> _Required work_
A. For the LED lighting forum thread, decide whether each statement agrees with it: (i) the poster with the 3 watt quad fixtures says they color up their broms; (ii) Nick_ says the reviews of many of the fixtures are good; (iii) the thread claims a proper heat sink can handle the heat from 3 watt LEDs. Answer yes or no for each and quote the deciding words of the thread.
B. Duplicate the part of the LED lighting forum thread between "Hence me stating" and "infinitely less intimidating.", inclusive.

> _Quoted passage_
>>>>>

I will say ant led with 2 watts and up "must have a good heat sink and attached fan" or it will fail in a hurry. My 3 watt quad beamswork fixtures will grow anything and the color is good and colors up my broms and they kick pups out like crazy. By the time I source everything and build it I figuess I wouldn't be saving much and these look nicer and have lasted past the cost of replacing the bulbs twice so I'm already even regardless all savings from here out, not to mention the power savings.


----------



## Nick_ (Mar 24, 2008)

epiphytes etc. said:


> Phil, you should look at the reviews for the particular one you linked to.


Hence me stating "style" of light rather than "yes that one"

The reviews are dismal of many of the fixtures. It's all about research, so soo many forums on led lighting out there to help avoid a bad purchase. Also if you have any basic wiring skills the options become infinitely less intimidating.


----------



## Nick_ (Mar 24, 2008)

planted-tnk-guy said:


> I will say ant led with 2 watts and up "must have a good heat sink and attached fan" or it will fail in a hurry. My 3 watt quad beamswork fixtures will grow anything and the color is good and colors up my broms and they kick pups out like crazy. By the time I source everything and build it I figuess I wouldn't be saving much and these look nicer and have lasted past the cost of replacing the bulbs twice so I'm already even regardless all savings from here out, not to mention the power savings.


This is a gross exaggeration, but I understand your point. Please explain your setup so I understand it.
A proper heat sink can dissipate heat from 3 watt LEDs without issue, even here (104-112 peak every year) run over a reef inside of a hood on a 12 hr cycle mid summer.

<<<<<

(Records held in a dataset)
>>>>>

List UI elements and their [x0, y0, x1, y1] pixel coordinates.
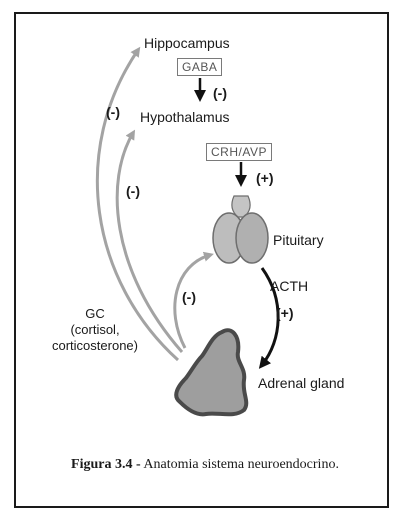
caption-figure-number: Figura 3.4 - [71, 457, 141, 472]
gc-line-2: (cortisol, [40, 322, 150, 338]
pituitary-feedback-sign: (-) [182, 290, 196, 304]
acth-label: ACTH [270, 279, 308, 293]
gaba-inhibit-sign: (-) [213, 86, 227, 100]
acth-stimulate-sign: (+) [276, 306, 294, 320]
hippocampus-feedback-sign: (-) [106, 105, 120, 119]
gc-label: GC (cortisol, corticosterone) [40, 306, 150, 354]
pituitary-gland [213, 196, 268, 263]
hypothalamus-feedback-sign: (-) [126, 184, 140, 198]
adrenal-gland [176, 330, 246, 414]
hypothalamus-label: Hypothalamus [140, 110, 230, 124]
gc-line-1: GC [40, 306, 150, 322]
adrenal-gland-label: Adrenal gland [258, 376, 344, 390]
caption-text: Anatomia sistema neuroendocrino. [143, 457, 339, 472]
hippocampus-label: Hippocampus [144, 36, 230, 50]
gc-line-3: corticosterone) [40, 338, 150, 354]
gaba-box: GABA [177, 58, 222, 76]
crh-stimulate-sign: (+) [256, 171, 274, 185]
figure-caption: Figura 3.4 - Anatomia sistema neuroendoc… [60, 455, 350, 475]
crh-avp-box: CRH/AVP [206, 143, 272, 161]
pituitary-label: Pituitary [273, 233, 324, 247]
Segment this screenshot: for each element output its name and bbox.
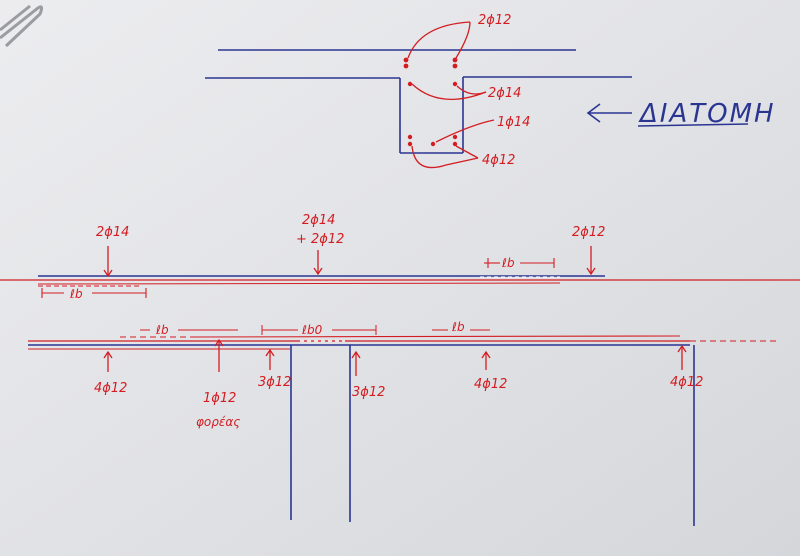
lb-label-left: ℓb	[69, 287, 83, 301]
bottom-label-5: 4ϕ12	[474, 377, 507, 392]
bottom-arrows	[103, 338, 687, 376]
top-label-left: 2ϕ14	[96, 225, 129, 240]
top-label-middle-2: + 2ϕ12	[296, 232, 344, 247]
lb-label-bottom-right: ℓb	[451, 320, 465, 334]
top-label-right: 2ϕ12	[572, 225, 605, 240]
lb0-dimension	[261, 325, 377, 335]
lb-dimension-left	[41, 288, 147, 298]
top-label-middle-1: 2ϕ14	[302, 213, 335, 228]
label-top-bars: 2ϕ12	[478, 13, 511, 28]
top-reinforcement	[0, 275, 800, 287]
bottom-label-3: 3ϕ12	[258, 375, 291, 390]
label-side-bars: 2ϕ14	[488, 86, 521, 101]
section-title-arrow-icon	[586, 103, 632, 123]
bottom-label-6: 4ϕ12	[670, 375, 703, 390]
top-red-inner-line	[37, 282, 561, 285]
cross-section	[205, 49, 632, 154]
label-bottom-middle-bar: 1ϕ14	[497, 115, 530, 130]
bottom-label-1: 4ϕ12	[94, 381, 127, 396]
lb-label-bottom-left: ℓb	[155, 323, 169, 337]
section-title-underline	[637, 123, 749, 127]
lb0-label: ℓb0	[301, 323, 323, 337]
paper-clip-icon	[0, 4, 44, 48]
columns	[290, 345, 695, 526]
bottom-red-line-3	[189, 335, 681, 338]
top-arrows	[103, 246, 596, 278]
rebar-dots	[403, 57, 458, 147]
bottom-label-2: 1ϕ12	[203, 391, 236, 406]
section-title: ΔΙΑΤΟΜΗ	[638, 99, 776, 129]
label-bottom-bars: 4ϕ12	[482, 153, 515, 168]
bottom-label-2-note: φορέας	[196, 415, 240, 429]
section-leader-lines	[407, 21, 495, 169]
bottom-reinforcement	[28, 335, 780, 350]
bottom-label-4: 3ϕ12	[352, 385, 385, 400]
lb-dimension-right	[484, 258, 555, 268]
lb-label-right: ℓb	[501, 256, 515, 270]
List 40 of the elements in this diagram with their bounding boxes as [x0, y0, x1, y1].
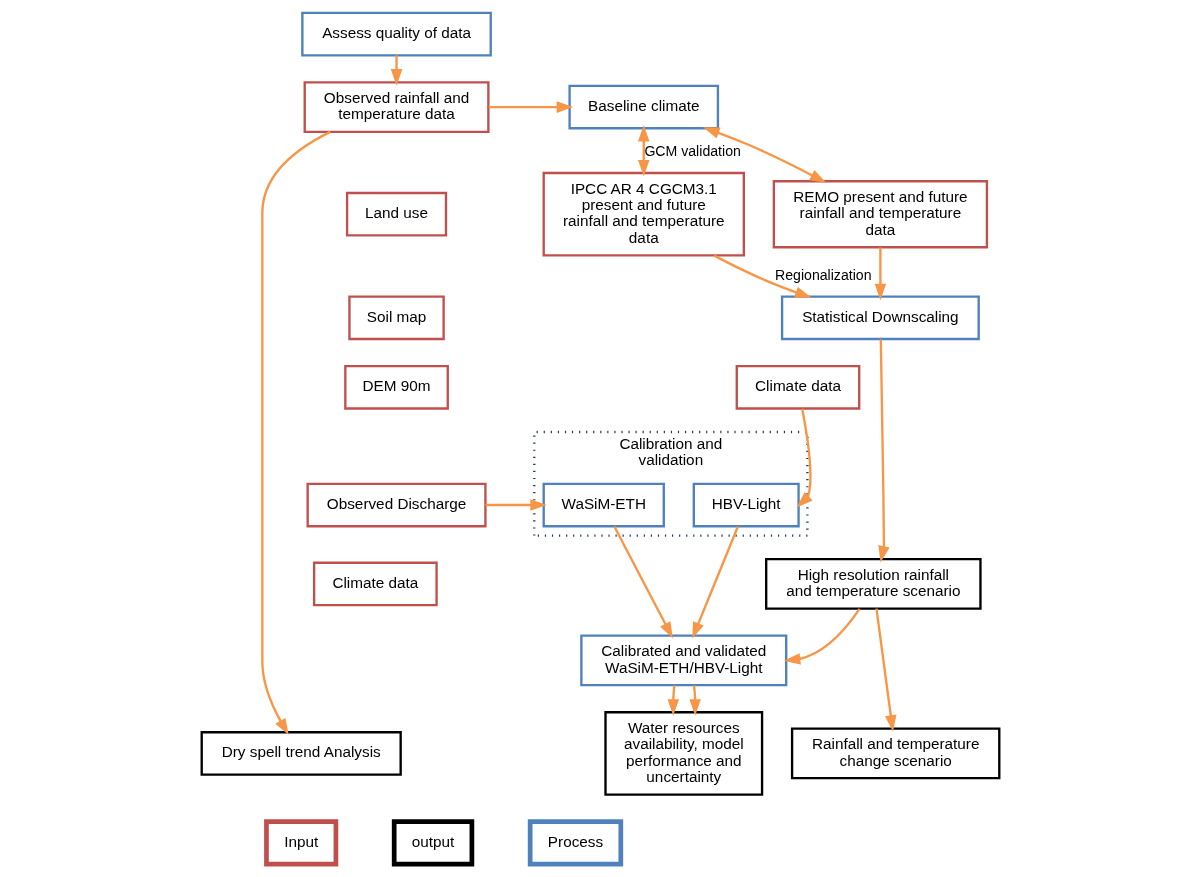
- arrow: [796, 408, 813, 508]
- arrow: [877, 339, 890, 563]
- arrow: [612, 525, 673, 639]
- arrow: [783, 608, 860, 665]
- node-box: Rainfall and temperature change scenario: [790, 727, 1000, 780]
- node-box: Observed Discharge: [306, 482, 487, 528]
- node-box: Climate data: [312, 561, 438, 607]
- arrow: [637, 124, 650, 177]
- arrow: [390, 55, 402, 86]
- node-box: HBV-Light: [692, 482, 800, 528]
- arrow: [713, 254, 812, 298]
- node-box: Water resources availability, model performance and uncertainty: [603, 711, 763, 796]
- edge-label: Regionalization: [774, 266, 872, 283]
- node-box: Assess quality of data: [300, 11, 492, 57]
- arrow: [691, 526, 739, 639]
- legend-label: Input: [283, 832, 318, 850]
- node-box: Soil map: [347, 295, 445, 341]
- arrow: [874, 247, 886, 301]
- node-box: High resolution rainfall and temperature scenario: [764, 558, 982, 610]
- legend-label: output: [411, 832, 454, 850]
- arrow: [702, 127, 826, 183]
- arrow: [488, 101, 573, 113]
- node-box: Statistical Downscaling: [780, 295, 980, 341]
- node-box: Observed rainfall and temperature data: [303, 81, 490, 133]
- arrow: [260, 130, 331, 736]
- arrow: [874, 608, 896, 732]
- arrow: [667, 685, 679, 716]
- node-box: IPCC AR 4 CGCM3.1 present and future rainfall and temperature data: [542, 171, 745, 257]
- arrow: [688, 685, 701, 716]
- node-box: Land use: [345, 191, 447, 237]
- legend-label: Process: [547, 832, 603, 850]
- arrow: [485, 499, 547, 511]
- node-box: Climate data: [735, 364, 860, 410]
- node-box: Baseline climate: [567, 84, 719, 130]
- node-box: Dry spell trend Analysis: [200, 731, 402, 776]
- node-box: Calibrated and validated WaSiM-ETH/HBV-Light: [579, 634, 787, 687]
- node-box: DEM 90m: [343, 364, 449, 410]
- edge-label: GCM validation: [643, 143, 741, 160]
- node-box: WaSiM-ETH: [542, 482, 665, 528]
- node-box: REMO present and future rainfall and temperature data: [772, 180, 988, 249]
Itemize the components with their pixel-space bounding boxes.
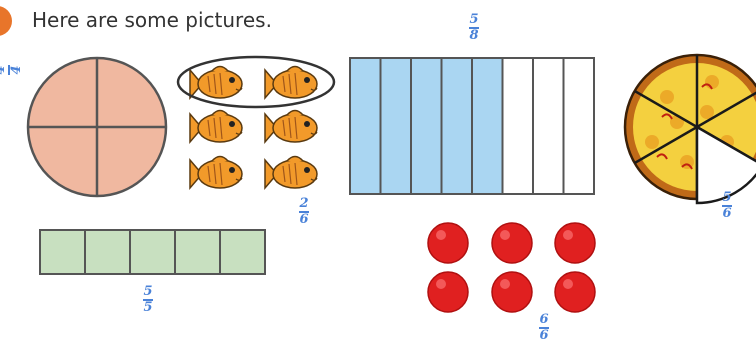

<<<<<

> _Responses by task_
A.
(i) Yes: "the color is good and colors up my broms"
(ii) No: "The reviews are dismal of many of the fixtures."
(iii) Yes: "A proper heat sink can dissipate heat from 3 watt LEDs without issue"

B.
Hence me stating "style" of light rather than "yes that one"

The reviews are dismal of many of the fixtures. It's all about research, so soo many forums on led lighting out there to help avoid a bad purchase. Also if you have any basic wiring skills the options become infinitely less intimidating.